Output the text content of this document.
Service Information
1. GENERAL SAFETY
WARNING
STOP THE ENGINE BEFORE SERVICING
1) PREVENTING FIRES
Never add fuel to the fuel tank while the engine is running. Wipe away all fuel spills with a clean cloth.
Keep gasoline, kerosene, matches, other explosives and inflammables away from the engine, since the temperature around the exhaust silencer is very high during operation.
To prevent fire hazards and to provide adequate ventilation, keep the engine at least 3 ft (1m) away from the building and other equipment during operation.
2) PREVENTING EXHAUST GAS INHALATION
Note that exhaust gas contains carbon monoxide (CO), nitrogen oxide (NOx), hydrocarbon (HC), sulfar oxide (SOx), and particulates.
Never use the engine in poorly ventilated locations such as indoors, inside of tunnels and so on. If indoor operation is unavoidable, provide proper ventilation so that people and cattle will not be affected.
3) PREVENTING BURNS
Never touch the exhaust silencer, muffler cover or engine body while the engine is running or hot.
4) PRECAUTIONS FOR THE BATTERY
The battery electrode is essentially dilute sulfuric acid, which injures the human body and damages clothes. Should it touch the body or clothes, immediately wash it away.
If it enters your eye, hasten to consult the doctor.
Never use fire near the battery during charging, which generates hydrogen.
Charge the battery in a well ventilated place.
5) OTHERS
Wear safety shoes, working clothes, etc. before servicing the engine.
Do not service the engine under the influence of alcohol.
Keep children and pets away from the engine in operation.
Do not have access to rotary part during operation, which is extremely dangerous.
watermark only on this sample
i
• • • •
■ **Task requirements**: Every entry should be output exactly as written, please.

■ **Final result**:
Output the text content of this document.
Service Information
1. GENERAL SAFETY
WARNING
STOP THE ENGINE BEFORE SERVICING
1) PREVENTING FIRES
Never add fuel to the fuel tank while the engine is running. Wipe away all fuel spills with a clean cloth.
Keep gasoline, kerosene, matches, other explosives and inflammables away from the engine, since the temperature around the exhaust silencer is very high during operation.
To prevent fire hazards and to provide adequate ventilation, keep the engine at least 3 ft (1m) away from the building and other equipment during operation.
2) PREVENTING EXHAUST GAS INHALATION
Note that exhaust gas contains carbon monoxide (CO), nitrogen oxide (NOx), hydrocarbon (HC), sulfar oxide (SOx), and particulates.
Never use the engine in poorly ventilated locations such as indoors, inside of tunnels and so on. If indoor operation is unavoidable, provide proper ventilation so that people and cattle will not be affected.
3) PREVENTING BURNS
Never touch the exhaust silencer, muffler cover or engine body while the engine is running or hot.
4) PRECAUTIONS FOR THE BATTERY
The battery electrode is essentially dilute sulfuric acid, which injures the human body and damages clothes. Should it touch the body or clothes, immediately wash it away.
If it enters your eye, hasten to consult the doctor.
Never use fire near the battery during charging, which generates hydrogen.
Charge the battery in a well ventilated place.
5) OTHERS
Wear safety shoes, working clothes, etc. before servicing the engine.
Do not service the engine under the influence of alcohol.
Keep children and pets away from the engine in operation.
Do not have access to rotary part during operation, which is extremely dangerous.
watermark only on this sample
i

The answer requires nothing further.